**Data records:**
========================================================================

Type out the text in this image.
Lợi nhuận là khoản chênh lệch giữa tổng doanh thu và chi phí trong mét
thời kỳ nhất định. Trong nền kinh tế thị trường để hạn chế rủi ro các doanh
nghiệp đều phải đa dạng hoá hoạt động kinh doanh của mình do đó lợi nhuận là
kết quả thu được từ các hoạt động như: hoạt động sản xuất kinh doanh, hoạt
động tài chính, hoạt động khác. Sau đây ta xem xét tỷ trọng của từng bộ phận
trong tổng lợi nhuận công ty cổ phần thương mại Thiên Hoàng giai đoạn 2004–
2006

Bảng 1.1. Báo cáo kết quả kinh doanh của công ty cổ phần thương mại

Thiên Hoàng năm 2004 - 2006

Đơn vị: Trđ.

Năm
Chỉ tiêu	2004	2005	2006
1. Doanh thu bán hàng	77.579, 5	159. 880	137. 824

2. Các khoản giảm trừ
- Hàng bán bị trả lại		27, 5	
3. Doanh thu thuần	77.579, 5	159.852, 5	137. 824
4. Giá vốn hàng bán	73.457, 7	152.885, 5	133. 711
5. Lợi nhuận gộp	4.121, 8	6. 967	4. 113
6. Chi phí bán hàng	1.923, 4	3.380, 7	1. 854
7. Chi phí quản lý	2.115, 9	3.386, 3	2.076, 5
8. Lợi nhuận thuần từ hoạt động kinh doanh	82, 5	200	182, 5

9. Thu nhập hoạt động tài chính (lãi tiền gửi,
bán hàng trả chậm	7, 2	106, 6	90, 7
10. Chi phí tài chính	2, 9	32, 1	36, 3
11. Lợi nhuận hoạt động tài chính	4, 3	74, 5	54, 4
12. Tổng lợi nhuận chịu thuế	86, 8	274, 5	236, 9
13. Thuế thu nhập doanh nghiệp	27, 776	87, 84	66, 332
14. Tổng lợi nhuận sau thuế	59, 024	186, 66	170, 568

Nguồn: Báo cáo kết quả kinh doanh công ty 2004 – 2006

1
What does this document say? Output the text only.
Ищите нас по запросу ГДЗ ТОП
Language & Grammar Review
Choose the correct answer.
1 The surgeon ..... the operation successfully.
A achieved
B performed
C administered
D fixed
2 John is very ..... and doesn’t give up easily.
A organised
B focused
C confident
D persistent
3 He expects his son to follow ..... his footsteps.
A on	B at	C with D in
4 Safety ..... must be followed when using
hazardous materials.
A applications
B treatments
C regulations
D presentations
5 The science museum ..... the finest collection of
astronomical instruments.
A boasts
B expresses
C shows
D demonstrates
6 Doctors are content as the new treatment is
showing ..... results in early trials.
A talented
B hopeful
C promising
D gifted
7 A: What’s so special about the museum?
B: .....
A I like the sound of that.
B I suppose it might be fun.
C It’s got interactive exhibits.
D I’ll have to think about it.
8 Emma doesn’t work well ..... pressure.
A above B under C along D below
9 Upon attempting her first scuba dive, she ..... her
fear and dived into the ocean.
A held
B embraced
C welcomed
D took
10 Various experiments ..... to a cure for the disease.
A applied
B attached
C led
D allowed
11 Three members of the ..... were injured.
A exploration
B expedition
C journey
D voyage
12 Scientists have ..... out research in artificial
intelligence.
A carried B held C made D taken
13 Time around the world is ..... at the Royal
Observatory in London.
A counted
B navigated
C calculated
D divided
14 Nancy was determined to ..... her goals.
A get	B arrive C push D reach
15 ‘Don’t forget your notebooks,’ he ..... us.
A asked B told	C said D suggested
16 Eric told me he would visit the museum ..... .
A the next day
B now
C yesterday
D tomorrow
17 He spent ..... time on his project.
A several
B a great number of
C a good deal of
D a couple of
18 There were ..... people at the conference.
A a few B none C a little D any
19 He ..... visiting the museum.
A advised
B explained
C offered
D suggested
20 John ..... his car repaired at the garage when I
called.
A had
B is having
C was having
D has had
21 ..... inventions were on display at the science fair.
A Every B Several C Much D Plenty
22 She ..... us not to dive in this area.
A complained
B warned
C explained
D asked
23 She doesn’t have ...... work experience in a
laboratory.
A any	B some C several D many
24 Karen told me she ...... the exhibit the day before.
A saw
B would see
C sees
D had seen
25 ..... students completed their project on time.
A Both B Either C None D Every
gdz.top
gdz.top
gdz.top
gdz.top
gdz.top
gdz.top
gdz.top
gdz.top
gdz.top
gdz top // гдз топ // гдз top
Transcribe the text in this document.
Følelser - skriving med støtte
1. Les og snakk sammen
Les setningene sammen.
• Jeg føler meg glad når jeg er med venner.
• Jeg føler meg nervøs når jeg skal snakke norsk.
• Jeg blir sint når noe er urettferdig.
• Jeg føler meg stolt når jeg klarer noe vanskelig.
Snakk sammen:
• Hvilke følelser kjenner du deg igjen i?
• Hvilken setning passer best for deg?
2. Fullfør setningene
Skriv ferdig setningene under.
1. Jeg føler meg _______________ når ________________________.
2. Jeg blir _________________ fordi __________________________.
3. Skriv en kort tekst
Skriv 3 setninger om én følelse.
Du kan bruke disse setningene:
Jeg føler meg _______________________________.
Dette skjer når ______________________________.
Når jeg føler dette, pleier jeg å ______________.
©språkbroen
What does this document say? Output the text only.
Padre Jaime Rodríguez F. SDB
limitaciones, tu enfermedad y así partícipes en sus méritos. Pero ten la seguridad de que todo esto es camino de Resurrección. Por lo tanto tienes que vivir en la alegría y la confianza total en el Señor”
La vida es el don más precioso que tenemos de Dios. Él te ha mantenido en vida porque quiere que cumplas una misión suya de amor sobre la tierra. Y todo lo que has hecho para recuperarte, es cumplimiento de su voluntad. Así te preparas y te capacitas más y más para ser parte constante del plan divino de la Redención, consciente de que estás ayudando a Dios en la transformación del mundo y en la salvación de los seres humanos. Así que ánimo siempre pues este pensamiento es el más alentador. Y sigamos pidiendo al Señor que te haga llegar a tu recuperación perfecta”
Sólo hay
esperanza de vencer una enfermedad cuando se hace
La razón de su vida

========================================================================

**What the task asks:** Pick out the lines that contain "would" and copy them.

**Solution for this problem:**
16 Eric told me he would visit the museum ..... .
B would see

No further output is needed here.